● STATED GOAL 1
Answer these from the essay on friendship below.
(a) Which aphorism does the essay call another tribute to the uselessness and arrogance of aphorisms?
(b) How does the essay define "friendship"?
(c) Which category of friends is marked as rare?

● PAGE EXTRACT
————

Another tribute to the uselessness and arrogance of aphorisms (Blog# 11) is “People judge you by your friends.” This instance of great judicial wisdom would predict that the perceived quality, positive or negative, of the people with whom you choose to associate, will be determinative of your evaluated worth. Unfortunately, this reductive phrase is as popular as it is ignorant.
Our theme here, however, centers on the word, “friend”, its defining characteristics and function. In truth, the dynamics and role of this positive phenomenon may be the most salutary and life-affirming of all interactive relationships.
We would, perhaps too formally, define “friendship” as the recognized status of loyal relationship with common purpose. It may be distinguished from the word, “acquaintance” which we understand to be as well a relationship of familiarity, but with less depth and commitment. In “friendship” we not only recognize each other as a familiar, but are in such close interaction that we support each other’s personality and patterns of intimacy.
Friends can be observed in a myriad of categories, childhood friends (most, later become acquaintances), neighbor friends (example, young mothers with babies), family friends (rare), political and business friends, where common ties have morphed into friendship.
Friends with whom we frequently interact serve as consistent assurances and confirmation of our personal identity and self-image. Sometimes there are beliefs and behaviors that, in fact, are at variance with ours, but they too meet our expectations and so confirm our identity. Family friends may be less numerous and more complicated since they seem at times to depend upon loyal consensus of judgment concerning some historical fact or certain individuals.

————

● STATED GOAL 2
Transcribe these lines of the listing below without any change: begin at the line that contains "favorite-item[interactable]: 185***007_500677226 今天" and stop after the line that contains "wifi-icon — [244, 34, 268, 54]".

● DATA SHOWN

————

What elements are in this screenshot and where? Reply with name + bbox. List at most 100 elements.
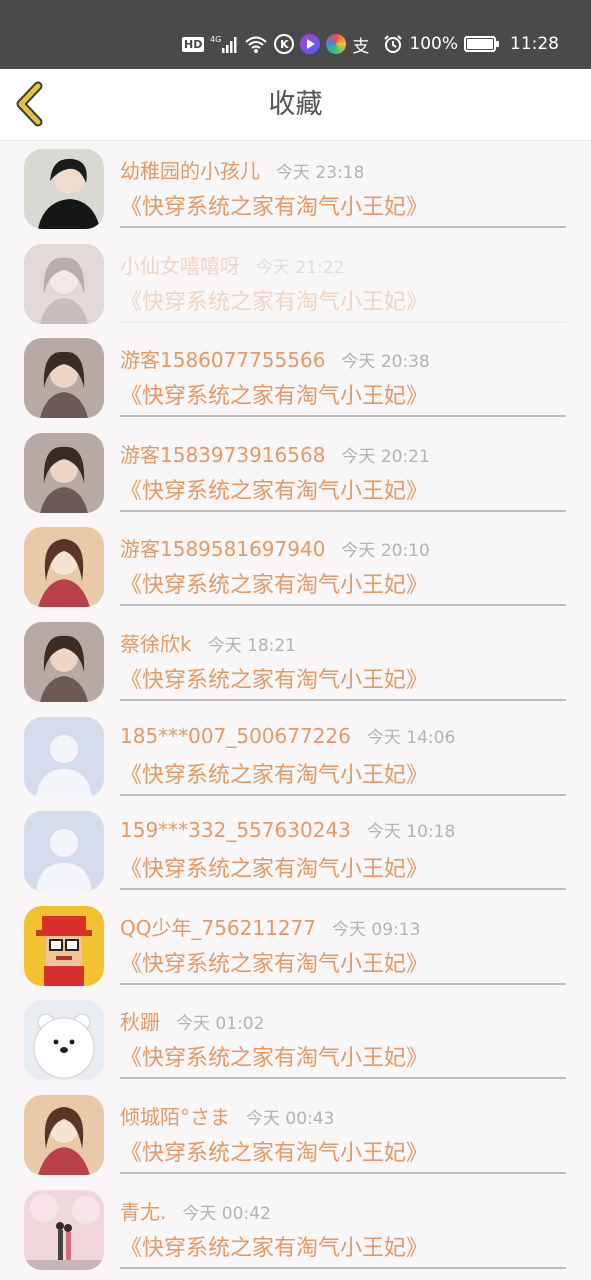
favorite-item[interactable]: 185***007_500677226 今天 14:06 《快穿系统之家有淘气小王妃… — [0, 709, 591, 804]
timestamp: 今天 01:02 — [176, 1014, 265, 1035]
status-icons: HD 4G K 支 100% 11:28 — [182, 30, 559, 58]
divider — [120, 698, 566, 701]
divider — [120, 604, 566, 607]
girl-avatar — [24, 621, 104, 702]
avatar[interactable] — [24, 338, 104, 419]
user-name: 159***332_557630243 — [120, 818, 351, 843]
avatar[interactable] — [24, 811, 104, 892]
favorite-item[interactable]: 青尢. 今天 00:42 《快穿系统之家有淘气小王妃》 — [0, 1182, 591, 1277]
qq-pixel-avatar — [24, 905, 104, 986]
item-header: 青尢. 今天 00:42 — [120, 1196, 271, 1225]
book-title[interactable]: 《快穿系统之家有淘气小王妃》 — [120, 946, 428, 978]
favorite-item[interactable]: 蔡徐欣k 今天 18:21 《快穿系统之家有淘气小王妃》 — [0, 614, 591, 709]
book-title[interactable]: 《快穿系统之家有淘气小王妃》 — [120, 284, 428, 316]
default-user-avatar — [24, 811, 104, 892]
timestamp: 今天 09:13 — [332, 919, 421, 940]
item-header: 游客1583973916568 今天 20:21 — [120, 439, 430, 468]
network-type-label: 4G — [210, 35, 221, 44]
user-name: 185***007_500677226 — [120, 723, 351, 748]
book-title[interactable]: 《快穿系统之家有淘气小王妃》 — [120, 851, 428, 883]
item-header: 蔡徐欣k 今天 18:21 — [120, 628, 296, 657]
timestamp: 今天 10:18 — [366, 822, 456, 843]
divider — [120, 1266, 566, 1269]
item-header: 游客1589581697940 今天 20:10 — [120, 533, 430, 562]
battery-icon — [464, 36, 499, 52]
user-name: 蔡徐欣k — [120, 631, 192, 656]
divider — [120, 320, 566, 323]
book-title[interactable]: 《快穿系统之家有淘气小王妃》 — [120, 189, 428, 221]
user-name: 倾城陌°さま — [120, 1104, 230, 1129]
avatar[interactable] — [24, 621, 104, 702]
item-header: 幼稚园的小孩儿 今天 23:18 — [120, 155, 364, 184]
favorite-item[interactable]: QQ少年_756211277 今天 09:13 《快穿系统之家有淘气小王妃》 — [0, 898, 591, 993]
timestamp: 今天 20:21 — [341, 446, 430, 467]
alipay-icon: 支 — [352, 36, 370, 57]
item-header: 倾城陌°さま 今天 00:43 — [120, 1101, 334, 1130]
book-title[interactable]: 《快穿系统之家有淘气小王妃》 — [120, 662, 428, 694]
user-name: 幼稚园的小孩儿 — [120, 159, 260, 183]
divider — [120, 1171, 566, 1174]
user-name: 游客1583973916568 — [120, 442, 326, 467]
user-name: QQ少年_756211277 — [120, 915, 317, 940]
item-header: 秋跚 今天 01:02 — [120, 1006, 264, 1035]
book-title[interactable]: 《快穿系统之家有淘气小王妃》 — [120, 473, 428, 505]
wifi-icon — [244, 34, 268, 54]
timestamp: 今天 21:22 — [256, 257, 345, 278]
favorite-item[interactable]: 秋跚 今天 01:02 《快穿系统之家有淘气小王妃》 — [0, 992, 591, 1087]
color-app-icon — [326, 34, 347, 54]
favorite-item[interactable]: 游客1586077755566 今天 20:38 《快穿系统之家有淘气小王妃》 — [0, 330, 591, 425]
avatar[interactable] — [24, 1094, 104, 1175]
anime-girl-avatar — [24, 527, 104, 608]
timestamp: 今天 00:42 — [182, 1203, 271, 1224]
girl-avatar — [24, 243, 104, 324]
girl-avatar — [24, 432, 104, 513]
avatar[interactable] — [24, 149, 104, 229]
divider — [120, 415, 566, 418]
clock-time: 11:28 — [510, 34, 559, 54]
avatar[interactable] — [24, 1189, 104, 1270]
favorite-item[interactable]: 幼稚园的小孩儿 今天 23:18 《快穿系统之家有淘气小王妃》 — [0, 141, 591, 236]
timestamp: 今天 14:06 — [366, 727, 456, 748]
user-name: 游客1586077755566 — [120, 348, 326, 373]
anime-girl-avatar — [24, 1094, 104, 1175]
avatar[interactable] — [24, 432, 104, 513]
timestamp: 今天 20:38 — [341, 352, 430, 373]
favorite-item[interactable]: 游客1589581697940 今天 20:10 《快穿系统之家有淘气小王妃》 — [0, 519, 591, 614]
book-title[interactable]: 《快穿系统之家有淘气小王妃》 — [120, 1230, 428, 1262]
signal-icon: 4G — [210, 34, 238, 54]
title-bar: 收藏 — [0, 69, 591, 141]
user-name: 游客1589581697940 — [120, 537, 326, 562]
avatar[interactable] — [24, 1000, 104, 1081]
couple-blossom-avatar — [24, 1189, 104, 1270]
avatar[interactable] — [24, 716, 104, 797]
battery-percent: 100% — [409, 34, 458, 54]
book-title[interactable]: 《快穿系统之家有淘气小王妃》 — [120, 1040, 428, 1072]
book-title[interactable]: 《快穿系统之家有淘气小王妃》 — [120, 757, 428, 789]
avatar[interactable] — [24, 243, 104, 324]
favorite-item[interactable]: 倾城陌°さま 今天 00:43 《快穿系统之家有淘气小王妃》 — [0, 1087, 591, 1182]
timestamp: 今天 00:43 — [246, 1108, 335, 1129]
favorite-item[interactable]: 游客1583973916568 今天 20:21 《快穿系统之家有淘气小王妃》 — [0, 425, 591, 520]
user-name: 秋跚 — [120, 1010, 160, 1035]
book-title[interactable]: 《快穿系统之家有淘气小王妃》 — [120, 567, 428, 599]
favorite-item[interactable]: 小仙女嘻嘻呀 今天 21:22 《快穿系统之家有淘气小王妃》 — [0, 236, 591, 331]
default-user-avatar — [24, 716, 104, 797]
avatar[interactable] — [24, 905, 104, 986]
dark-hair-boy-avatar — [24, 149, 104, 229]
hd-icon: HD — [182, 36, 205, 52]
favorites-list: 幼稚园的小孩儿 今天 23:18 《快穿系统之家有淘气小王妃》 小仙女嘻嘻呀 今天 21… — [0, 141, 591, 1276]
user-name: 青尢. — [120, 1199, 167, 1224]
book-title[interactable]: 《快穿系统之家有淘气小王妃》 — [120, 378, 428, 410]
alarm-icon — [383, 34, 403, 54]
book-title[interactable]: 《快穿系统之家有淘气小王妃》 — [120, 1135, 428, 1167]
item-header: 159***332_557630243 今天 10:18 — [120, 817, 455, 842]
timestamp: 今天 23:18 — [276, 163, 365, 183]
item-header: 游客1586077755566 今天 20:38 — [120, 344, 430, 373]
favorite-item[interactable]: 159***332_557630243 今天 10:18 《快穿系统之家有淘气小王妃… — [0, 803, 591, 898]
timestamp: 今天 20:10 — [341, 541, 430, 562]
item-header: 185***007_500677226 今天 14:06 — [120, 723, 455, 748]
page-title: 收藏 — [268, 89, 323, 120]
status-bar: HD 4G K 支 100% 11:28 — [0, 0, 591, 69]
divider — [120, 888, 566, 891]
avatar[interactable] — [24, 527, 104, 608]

————

● PROBLEM SOLUTION 1
(a) "People judge you by your friends."
(b) As the recognized status of loyal relationship with common purpose.
(c) Family friends.

● PROBLEM SOLUTION 2
favorite-item[interactable]: 185***007_500677226 今天 14:06 《快穿系统之家有淘气小王妃… — [0, 709, 591, 804]
timestamp: 今天 01:02 — [176, 1014, 265, 1035]
status-icons: HD 4G K 支 100% 11:28 — [182, 30, 559, 58]
divider — [120, 698, 566, 701]
divider — [120, 604, 566, 607]
girl-avatar — [24, 621, 104, 702]
avatar[interactable] — [24, 338, 104, 419]
user-name: 159***332_557630243 — [120, 818, 351, 843]
avatar[interactable] — [24, 811, 104, 892]
favorite-item[interactable]: 青尢. 今天 00:42 《快穿系统之家有淘气小王妃》 — [0, 1182, 591, 1277]
qq-pixel-avatar — [24, 905, 104, 986]
item-header: 青尢. 今天 00:42 — [120, 1196, 271, 1225]
book-title[interactable]: 《快穿系统之家有淘气小王妃》 — [120, 946, 428, 978]
favorite-item[interactable]: 蔡徐欣k 今天 18:21 《快穿系统之家有淘气小王妃》 — [0, 614, 591, 709]
book-title[interactable]: 《快穿系统之家有淘气小王妃》 — [120, 284, 428, 316]
default-user-avatar — [24, 811, 104, 892]
timestamp: 今天 09:13 — [332, 919, 421, 940]
item-header: 游客1583973916568 今天 20:21 — [120, 439, 430, 468]
network-type-label: 4G — [210, 35, 221, 44]
user-name: 185***007_500677226 — [120, 723, 351, 748]
book-title[interactable]: 《快穿系统之家有淘气小王妃》 — [120, 851, 428, 883]
item-header: 蔡徐欣k 今天 18:21 — [120, 628, 296, 657]
timestamp: 今天 10:18 — [366, 822, 456, 843]
divider — [120, 1266, 566, 1269]
item-header: 游客1589581697940 今天 20:10 — [120, 533, 430, 562]
battery-icon — [464, 36, 499, 52]
user-name: 蔡徐欣k — [120, 631, 192, 656]
divider — [120, 320, 566, 323]
book-title[interactable]: 《快穿系统之家有淘气小王妃》 — [120, 189, 428, 221]
user-name: 倾城陌°さま — [120, 1104, 230, 1129]
avatar[interactable] — [24, 621, 104, 702]
item-header: 幼稚园的小孩儿 今天 23:18 — [120, 155, 364, 184]
favorite-item[interactable]: QQ少年_756211277 今天 09:13 《快穿系统之家有淘气小王妃》 — [0, 898, 591, 993]
timestamp: 今天 20:21 — [341, 446, 430, 467]
alipay-icon: 支 — [352, 36, 370, 57]
item-header: 倾城陌°さま 今天 00:43 — [120, 1101, 334, 1130]
book-title[interactable]: 《快穿系统之家有淘气小王妃》 — [120, 662, 428, 694]
user-name: 幼稚园的小孩儿 — [120, 159, 260, 183]
divider — [120, 1171, 566, 1174]
user-name: 游客1583973916568 — [120, 442, 326, 467]
user-name: QQ少年_756211277 — [120, 915, 317, 940]
item-header: 秋跚 今天 01:02 — [120, 1006, 264, 1035]
book-title[interactable]: 《快穿系统之家有淘气小王妃》 — [120, 473, 428, 505]
wifi-icon — [244, 34, 268, 54]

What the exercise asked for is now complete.